Stored data -
-- Start --
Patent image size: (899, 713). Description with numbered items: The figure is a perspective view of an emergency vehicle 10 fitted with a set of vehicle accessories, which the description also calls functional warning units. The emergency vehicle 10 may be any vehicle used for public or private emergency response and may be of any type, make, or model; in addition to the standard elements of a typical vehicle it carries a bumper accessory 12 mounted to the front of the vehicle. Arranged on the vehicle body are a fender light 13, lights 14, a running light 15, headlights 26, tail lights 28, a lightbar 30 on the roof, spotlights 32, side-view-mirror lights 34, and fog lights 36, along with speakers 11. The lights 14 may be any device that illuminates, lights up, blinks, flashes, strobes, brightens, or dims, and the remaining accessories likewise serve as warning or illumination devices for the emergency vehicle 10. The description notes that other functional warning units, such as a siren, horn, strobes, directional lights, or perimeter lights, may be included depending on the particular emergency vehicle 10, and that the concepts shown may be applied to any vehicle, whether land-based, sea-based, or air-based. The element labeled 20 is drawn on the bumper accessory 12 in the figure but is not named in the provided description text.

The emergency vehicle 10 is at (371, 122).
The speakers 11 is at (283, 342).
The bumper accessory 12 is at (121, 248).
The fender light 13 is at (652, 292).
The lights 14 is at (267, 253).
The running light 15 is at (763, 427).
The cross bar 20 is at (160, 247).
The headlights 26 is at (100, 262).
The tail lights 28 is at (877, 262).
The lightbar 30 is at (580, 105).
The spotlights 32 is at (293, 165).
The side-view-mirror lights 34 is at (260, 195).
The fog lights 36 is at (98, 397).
-- End --
Task directions - Convert the lines above into a JSON list of strings, with one string for each line and no entries for blank lines.

Task answer -
[
  "Patent image size: (899, 713). Description with numbered items: The figure is a perspective view of an emergency vehicle 10 fitted with a set of vehicle accessories, which the description also calls functional warning units. The emergency vehicle 10 may be any vehicle used for public or private emergency response and may be of any type, make, or model; in addition to the standard elements of a typical vehicle it carries a bumper accessory 12 mounted to the front of the vehicle. Arranged on the vehicle body are a fender light 13, lights 14, a running light 15, headlights 26, tail lights 28, a lightbar 30 on the roof, spotlights 32, side-view-mirror lights 34, and fog lights 36, along with speakers 11. The lights 14 may be any device that illuminates, lights up, blinks, flashes, strobes, brightens, or dims, and the remaining accessories likewise serve as warning or illumination devices for the emergency vehicle 10. The description notes that other functional warning units, such as a siren, horn, strobes, directional lights, or perimeter lights, may be included depending on the particular emergency vehicle 10, and that the concepts shown may be applied to any vehicle, whether land-based, sea-based, or air-based. The element labeled 20 is drawn on the bumper accessory 12 in the figure but is not named in the provided description text.",
  "The emergency vehicle 10 is at (371, 122).",
  "The speakers 11 is at (283, 342).",
  "The bumper accessory 12 is at (121, 248).",
  "The fender light 13 is at (652, 292).",
  "The lights 14 is at (267, 253).",
  "The running light 15 is at (763, 427).",
  "The cross bar 20 is at (160, 247).",
  "The headlights 26 is at (100, 262).",
  "The tail lights 28 is at (877, 262).",
  "The lightbar 30 is at (580, 105).",
  "The spotlights 32 is at (293, 165).",
  "The side-view-mirror lights 34 is at (260, 195).",
  "The fog lights 36 is at (98, 397)."
]